▶ **EXERCISE INPUTS**

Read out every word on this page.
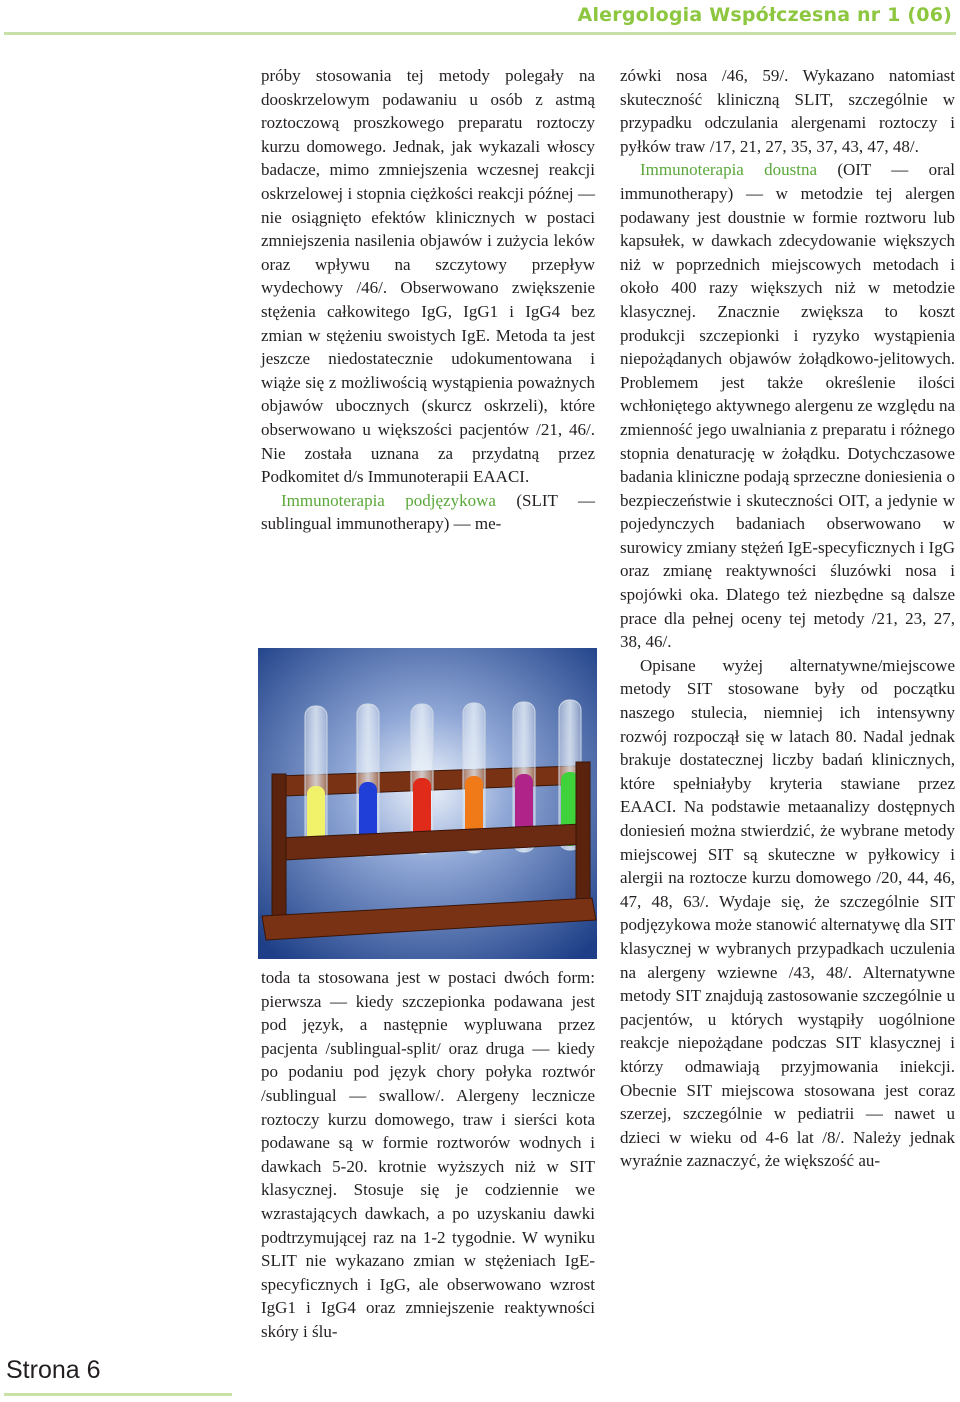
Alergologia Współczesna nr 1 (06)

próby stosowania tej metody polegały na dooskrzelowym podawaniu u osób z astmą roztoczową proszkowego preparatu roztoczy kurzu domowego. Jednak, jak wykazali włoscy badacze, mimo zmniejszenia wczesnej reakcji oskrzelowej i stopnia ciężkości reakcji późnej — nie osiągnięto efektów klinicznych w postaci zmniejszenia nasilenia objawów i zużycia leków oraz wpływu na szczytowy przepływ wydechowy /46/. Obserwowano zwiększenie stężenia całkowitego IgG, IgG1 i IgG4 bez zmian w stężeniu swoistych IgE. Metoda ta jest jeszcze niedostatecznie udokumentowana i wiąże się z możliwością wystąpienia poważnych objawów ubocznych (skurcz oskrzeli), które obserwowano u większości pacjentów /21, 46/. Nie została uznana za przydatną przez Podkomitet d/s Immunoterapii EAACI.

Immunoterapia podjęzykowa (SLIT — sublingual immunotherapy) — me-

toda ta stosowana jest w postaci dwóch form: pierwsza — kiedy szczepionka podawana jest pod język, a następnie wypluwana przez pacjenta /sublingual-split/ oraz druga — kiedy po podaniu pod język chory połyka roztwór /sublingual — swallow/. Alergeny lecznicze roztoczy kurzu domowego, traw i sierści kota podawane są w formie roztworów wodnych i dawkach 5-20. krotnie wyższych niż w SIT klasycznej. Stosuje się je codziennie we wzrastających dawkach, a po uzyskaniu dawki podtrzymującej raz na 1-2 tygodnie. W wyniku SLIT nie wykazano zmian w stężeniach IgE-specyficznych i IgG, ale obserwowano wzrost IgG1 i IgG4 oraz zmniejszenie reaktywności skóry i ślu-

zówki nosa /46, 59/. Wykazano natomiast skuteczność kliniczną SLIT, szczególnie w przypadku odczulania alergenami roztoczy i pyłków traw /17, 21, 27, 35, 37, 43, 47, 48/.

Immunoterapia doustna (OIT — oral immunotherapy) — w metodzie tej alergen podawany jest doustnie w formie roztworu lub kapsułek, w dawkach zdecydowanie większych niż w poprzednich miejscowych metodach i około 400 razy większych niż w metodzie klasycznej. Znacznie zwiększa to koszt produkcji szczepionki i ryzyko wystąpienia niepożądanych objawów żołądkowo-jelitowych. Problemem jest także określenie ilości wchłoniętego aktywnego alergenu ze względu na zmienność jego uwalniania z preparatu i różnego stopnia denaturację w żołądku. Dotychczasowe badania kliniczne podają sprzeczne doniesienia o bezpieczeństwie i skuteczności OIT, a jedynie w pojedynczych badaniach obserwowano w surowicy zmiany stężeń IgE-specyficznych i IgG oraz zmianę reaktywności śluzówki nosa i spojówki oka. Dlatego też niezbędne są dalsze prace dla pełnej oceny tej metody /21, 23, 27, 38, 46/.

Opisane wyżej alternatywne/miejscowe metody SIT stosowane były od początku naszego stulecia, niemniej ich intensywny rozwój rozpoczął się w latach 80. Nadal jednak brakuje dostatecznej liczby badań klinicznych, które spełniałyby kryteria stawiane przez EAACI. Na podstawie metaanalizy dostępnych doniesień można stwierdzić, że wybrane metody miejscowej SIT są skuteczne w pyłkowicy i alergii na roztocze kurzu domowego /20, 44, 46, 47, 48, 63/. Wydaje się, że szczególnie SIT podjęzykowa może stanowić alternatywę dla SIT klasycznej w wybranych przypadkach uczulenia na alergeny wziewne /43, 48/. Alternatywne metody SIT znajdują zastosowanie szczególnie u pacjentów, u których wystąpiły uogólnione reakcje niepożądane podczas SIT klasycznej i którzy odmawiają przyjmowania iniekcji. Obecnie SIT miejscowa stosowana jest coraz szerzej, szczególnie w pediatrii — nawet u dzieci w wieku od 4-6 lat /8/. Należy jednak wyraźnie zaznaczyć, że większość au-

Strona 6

▶ **WHAT THE TASK ASKS**
Reproduce the material word for word, minus the images.

▶ **EXPECTED OUTPUT**
Read out every word on this page.
Alergologia Współczesna nr 1 (06)

próby stosowania tej metody polegały na dooskrzelowym podawaniu u osób z astmą roztoczową proszkowego preparatu roztoczy kurzu domowego. Jednak, jak wykazali włoscy badacze, mimo zmniejszenia wczesnej reakcji oskrzelowej i stopnia ciężkości reakcji późnej — nie osiągnięto efektów klinicznych w postaci zmniejszenia nasilenia objawów i zużycia leków oraz wpływu na szczytowy przepływ wydechowy /46/. Obserwowano zwiększenie stężenia całkowitego IgG, IgG1 i IgG4 bez zmian w stężeniu swoistych IgE. Metoda ta jest jeszcze niedostatecznie udokumentowana i wiąże się z możliwością wystąpienia poważnych objawów ubocznych (skurcz oskrzeli), które obserwowano u większości pacjentów /21, 46/. Nie została uznana za przydatną przez Podkomitet d/s Immunoterapii EAACI.

Immunoterapia podjęzykowa (SLIT — sublingual immunotherapy) — me-

toda ta stosowana jest w postaci dwóch form: pierwsza — kiedy szczepionka podawana jest pod język, a następnie wypluwana przez pacjenta /sublingual-split/ oraz druga — kiedy po podaniu pod język chory połyka roztwór /sublingual — swallow/. Alergeny lecznicze roztoczy kurzu domowego, traw i sierści kota podawane są w formie roztworów wodnych i dawkach 5-20. krotnie wyższych niż w SIT klasycznej. Stosuje się je codziennie we wzrastających dawkach, a po uzyskaniu dawki podtrzymującej raz na 1-2 tygodnie. W wyniku SLIT nie wykazano zmian w stężeniach IgE-specyficznych i IgG, ale obserwowano wzrost IgG1 i IgG4 oraz zmniejszenie reaktywności skóry i ślu-

zówki nosa /46, 59/. Wykazano natomiast skuteczność kliniczną SLIT, szczególnie w przypadku odczulania alergenami roztoczy i pyłków traw /17, 21, 27, 35, 37, 43, 47, 48/.

Immunoterapia doustna (OIT — oral immunotherapy) — w metodzie tej alergen podawany jest doustnie w formie roztworu lub kapsułek, w dawkach zdecydowanie większych niż w poprzednich miejscowych metodach i około 400 razy większych niż w metodzie klasycznej. Znacznie zwiększa to koszt produkcji szczepionki i ryzyko wystąpienia niepożądanych objawów żołądkowo-jelitowych. Problemem jest także określenie ilości wchłoniętego aktywnego alergenu ze względu na zmienność jego uwalniania z preparatu i różnego stopnia denaturację w żołądku. Dotychczasowe badania kliniczne podają sprzeczne doniesienia o bezpieczeństwie i skuteczności OIT, a jedynie w pojedynczych badaniach obserwowano w surowicy zmiany stężeń IgE-specyficznych i IgG oraz zmianę reaktywności śluzówki nosa i spojówki oka. Dlatego też niezbędne są dalsze prace dla pełnej oceny tej metody /21, 23, 27, 38, 46/.

Opisane wyżej alternatywne/miejscowe metody SIT stosowane były od początku naszego stulecia, niemniej ich intensywny rozwój rozpoczął się w latach 80. Nadal jednak brakuje dostatecznej liczby badań klinicznych, które spełniałyby kryteria stawiane przez EAACI. Na podstawie metaanalizy dostępnych doniesień można stwierdzić, że wybrane metody miejscowej SIT są skuteczne w pyłkowicy i alergii na roztocze kurzu domowego /20, 44, 46, 47, 48, 63/. Wydaje się, że szczególnie SIT podjęzykowa może stanowić alternatywę dla SIT klasycznej w wybranych przypadkach uczulenia na alergeny wziewne /43, 48/. Alternatywne metody SIT znajdują zastosowanie szczególnie u pacjentów, u których wystąpiły uogólnione reakcje niepożądane podczas SIT klasycznej i którzy odmawiają przyjmowania iniekcji. Obecnie SIT miejscowa stosowana jest coraz szerzej, szczególnie w pediatrii — nawet u dzieci w wieku od 4-6 lat /8/. Należy jednak wyraźnie zaznaczyć, że większość au-

Strona 6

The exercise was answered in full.